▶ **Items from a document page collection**
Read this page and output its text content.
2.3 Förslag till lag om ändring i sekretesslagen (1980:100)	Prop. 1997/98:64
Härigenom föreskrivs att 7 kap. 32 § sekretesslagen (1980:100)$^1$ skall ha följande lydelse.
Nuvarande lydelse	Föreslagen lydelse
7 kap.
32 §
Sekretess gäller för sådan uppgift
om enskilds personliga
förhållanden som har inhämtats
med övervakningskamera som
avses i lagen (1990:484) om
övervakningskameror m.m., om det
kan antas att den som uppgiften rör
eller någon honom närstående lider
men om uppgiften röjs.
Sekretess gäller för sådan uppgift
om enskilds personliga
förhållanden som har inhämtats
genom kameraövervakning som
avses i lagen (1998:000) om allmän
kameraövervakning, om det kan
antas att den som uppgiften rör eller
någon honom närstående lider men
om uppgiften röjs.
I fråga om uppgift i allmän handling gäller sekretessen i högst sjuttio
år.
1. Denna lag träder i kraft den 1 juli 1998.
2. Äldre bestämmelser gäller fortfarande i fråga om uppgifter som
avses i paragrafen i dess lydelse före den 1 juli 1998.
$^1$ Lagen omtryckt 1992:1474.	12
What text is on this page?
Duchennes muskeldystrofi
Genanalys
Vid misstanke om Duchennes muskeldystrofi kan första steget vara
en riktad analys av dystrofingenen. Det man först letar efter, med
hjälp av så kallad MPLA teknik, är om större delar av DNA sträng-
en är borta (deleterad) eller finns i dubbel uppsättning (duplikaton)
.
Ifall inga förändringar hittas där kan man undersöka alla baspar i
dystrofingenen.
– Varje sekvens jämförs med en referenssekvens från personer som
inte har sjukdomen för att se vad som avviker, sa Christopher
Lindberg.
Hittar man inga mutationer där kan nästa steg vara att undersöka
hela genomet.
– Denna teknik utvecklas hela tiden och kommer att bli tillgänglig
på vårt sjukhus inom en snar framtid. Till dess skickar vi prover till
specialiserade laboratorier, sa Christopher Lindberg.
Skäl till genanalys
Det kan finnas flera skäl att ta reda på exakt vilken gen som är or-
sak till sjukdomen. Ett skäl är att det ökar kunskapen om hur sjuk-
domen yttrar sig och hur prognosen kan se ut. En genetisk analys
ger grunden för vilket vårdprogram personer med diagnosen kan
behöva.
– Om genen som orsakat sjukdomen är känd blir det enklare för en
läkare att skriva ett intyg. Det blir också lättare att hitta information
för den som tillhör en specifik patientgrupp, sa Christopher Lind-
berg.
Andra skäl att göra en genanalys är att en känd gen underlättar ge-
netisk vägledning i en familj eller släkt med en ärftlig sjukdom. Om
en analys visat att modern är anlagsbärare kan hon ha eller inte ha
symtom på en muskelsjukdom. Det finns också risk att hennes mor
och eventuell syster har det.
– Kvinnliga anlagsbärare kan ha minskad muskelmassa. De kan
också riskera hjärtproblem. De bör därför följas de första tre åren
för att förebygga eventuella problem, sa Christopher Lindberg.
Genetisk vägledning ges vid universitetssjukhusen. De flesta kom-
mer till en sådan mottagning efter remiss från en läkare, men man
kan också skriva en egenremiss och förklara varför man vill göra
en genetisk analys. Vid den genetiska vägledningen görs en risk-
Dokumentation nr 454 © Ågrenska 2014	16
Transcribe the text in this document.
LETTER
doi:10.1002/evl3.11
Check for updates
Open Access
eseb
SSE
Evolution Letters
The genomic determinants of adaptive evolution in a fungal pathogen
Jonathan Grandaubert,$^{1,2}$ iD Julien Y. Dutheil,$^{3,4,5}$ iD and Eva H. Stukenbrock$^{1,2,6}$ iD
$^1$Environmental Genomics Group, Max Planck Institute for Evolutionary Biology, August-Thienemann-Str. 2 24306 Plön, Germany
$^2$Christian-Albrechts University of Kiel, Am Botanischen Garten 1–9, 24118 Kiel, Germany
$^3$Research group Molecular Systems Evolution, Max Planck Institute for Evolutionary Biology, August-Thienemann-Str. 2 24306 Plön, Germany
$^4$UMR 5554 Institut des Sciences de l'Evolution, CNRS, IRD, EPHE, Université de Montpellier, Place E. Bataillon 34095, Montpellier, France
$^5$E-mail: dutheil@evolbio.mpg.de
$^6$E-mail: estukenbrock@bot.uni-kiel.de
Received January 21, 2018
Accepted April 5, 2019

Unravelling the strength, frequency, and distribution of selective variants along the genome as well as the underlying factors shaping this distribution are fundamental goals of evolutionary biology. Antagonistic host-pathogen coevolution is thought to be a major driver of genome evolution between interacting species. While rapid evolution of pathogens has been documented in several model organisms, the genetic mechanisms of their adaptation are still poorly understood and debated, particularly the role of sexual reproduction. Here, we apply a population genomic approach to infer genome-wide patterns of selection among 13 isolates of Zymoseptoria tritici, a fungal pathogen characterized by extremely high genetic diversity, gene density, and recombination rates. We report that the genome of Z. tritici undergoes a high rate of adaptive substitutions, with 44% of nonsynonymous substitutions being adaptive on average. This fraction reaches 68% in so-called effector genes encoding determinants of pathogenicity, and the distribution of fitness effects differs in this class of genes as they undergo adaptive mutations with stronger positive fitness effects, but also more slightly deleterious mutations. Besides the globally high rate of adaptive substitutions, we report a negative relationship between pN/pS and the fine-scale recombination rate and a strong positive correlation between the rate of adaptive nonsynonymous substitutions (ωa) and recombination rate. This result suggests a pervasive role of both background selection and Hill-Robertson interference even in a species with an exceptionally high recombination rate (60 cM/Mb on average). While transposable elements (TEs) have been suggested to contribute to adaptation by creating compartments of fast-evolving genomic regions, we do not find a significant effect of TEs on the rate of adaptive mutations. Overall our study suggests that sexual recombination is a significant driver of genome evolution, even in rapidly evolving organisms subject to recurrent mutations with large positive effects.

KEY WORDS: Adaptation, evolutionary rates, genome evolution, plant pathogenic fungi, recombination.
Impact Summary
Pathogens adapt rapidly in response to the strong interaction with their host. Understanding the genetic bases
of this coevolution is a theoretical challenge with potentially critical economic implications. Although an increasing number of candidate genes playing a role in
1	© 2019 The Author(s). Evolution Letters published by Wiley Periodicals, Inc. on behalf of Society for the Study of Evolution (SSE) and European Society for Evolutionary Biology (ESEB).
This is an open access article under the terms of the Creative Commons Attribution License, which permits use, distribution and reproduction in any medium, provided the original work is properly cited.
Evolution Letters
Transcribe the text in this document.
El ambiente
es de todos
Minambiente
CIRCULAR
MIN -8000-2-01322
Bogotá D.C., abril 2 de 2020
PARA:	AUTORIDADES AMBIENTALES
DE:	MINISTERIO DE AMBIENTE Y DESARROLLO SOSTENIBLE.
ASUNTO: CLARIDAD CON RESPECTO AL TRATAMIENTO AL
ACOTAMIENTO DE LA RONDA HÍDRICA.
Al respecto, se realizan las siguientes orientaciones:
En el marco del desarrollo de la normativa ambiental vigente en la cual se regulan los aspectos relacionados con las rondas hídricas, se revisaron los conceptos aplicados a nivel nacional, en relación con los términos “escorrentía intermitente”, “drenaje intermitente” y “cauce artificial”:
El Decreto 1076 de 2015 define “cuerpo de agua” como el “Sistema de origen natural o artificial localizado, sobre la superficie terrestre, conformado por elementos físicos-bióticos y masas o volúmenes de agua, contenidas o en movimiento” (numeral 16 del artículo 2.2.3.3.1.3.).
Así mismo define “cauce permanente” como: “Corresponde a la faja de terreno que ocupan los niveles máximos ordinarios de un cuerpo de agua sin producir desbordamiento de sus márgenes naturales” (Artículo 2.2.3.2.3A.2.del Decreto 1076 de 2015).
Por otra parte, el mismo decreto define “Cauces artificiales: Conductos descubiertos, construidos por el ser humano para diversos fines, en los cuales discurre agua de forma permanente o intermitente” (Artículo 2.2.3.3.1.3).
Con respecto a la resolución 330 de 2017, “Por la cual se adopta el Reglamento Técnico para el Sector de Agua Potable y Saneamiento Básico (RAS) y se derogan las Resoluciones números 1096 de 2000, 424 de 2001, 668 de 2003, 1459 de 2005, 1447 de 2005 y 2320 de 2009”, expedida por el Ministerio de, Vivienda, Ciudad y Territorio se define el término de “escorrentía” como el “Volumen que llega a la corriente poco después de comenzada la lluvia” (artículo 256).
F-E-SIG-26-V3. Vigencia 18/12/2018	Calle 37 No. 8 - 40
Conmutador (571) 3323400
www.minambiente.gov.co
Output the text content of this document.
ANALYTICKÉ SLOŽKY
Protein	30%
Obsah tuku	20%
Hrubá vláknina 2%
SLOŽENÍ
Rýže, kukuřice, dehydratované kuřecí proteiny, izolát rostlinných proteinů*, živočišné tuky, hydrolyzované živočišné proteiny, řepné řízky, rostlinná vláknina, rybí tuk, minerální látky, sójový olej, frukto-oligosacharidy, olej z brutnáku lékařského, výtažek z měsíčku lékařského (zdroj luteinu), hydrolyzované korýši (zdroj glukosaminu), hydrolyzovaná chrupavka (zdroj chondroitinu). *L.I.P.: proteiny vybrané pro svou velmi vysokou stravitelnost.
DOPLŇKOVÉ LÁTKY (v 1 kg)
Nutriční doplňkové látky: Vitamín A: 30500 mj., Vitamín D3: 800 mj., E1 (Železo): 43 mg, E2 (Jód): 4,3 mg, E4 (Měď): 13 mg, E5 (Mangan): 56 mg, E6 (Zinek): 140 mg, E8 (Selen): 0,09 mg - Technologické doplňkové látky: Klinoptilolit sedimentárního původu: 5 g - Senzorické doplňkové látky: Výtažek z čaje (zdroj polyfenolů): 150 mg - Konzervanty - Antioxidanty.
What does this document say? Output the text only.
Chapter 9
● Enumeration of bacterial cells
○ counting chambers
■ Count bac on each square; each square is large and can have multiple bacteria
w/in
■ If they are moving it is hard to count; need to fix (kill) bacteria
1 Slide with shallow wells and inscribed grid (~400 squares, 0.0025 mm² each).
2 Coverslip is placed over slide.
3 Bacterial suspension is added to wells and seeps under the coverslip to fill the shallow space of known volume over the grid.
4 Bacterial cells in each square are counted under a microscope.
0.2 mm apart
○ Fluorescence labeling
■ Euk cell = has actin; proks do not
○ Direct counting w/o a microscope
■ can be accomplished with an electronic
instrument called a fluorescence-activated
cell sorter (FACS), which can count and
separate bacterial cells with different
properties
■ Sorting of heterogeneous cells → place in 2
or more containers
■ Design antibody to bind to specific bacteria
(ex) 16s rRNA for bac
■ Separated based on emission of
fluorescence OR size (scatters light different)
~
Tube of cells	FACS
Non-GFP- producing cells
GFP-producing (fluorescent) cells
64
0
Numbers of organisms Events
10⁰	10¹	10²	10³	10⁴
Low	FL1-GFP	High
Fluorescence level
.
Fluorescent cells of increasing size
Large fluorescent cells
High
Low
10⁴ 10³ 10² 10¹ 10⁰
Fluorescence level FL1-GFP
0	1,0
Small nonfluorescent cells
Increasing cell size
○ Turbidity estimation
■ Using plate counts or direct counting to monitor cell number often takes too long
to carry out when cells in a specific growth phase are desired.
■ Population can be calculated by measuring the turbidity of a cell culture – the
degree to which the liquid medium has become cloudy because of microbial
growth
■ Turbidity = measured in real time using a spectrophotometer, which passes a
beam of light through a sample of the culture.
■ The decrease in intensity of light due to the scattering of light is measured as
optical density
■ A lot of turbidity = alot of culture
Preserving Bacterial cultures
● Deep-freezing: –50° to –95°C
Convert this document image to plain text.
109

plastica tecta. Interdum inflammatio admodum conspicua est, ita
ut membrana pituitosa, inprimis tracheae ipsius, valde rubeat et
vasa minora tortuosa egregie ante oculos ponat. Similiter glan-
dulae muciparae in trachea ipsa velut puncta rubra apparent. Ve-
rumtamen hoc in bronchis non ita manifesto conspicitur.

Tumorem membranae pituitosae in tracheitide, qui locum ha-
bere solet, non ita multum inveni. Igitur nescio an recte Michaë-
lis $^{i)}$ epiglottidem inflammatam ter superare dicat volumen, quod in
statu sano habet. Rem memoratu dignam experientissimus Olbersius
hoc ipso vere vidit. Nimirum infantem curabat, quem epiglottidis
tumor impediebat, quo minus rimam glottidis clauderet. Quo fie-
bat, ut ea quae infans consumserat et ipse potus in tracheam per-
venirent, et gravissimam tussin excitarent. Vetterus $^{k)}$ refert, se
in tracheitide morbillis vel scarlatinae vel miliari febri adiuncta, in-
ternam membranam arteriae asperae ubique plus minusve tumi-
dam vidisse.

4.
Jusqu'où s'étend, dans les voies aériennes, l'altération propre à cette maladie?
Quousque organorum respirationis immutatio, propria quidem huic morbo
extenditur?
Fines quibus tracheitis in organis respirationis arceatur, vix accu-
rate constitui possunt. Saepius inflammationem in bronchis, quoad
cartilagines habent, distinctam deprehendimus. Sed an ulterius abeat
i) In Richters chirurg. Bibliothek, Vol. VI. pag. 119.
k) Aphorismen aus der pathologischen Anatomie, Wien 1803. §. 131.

▶ **WHAT IS EXPECTED**
Look through the data above. Each line containing the word "Institute" needs to be copied.

▶ **YOUR SOLUTION**
$^1$Environmental Genomics Group, Max Planck Institute for Evolutionary Biology, August-Thienemann-Str. 2 24306 Plön, Germany
$^3$Research group Molecular Systems Evolution, Max Planck Institute for Evolutionary Biology, August-Thienemann-Str. 2 24306 Plön, Germany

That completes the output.